■ Task goal
Only lines holding the string "color" are wanted; copy each one from the material.

Excerpts from a figure dataset
Start

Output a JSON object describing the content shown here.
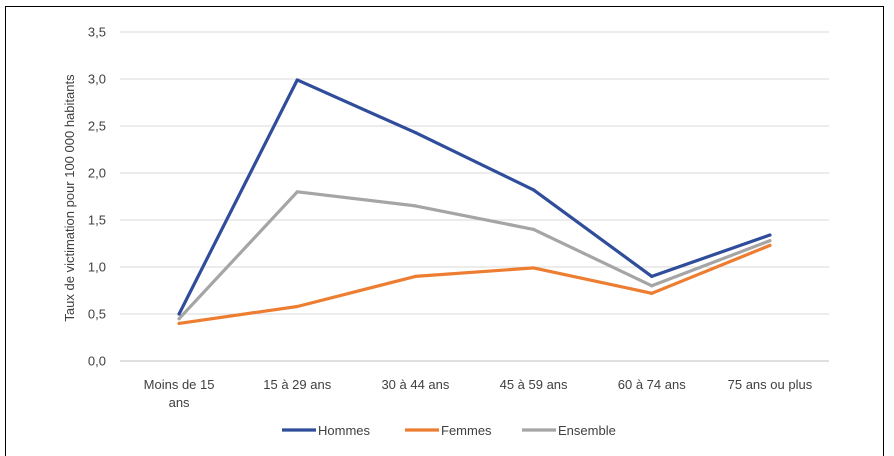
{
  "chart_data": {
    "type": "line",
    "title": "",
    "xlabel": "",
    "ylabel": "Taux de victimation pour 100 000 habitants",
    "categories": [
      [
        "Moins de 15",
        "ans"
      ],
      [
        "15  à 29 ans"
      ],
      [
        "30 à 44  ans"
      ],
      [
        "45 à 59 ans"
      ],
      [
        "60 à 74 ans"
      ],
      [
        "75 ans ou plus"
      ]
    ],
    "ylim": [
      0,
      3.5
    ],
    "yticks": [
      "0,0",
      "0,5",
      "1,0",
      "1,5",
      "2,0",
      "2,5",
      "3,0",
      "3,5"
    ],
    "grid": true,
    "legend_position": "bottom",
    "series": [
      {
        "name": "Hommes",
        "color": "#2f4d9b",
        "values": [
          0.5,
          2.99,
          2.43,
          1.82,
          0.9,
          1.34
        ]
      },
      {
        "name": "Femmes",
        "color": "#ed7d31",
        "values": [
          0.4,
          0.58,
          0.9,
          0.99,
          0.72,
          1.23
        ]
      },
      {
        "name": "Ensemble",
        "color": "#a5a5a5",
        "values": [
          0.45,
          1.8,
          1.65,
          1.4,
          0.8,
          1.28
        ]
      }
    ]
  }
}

End

■ Response below
        "color": "#2f4d9b",
        "color": "#ed7d31",
        "color": "#a5a5a5",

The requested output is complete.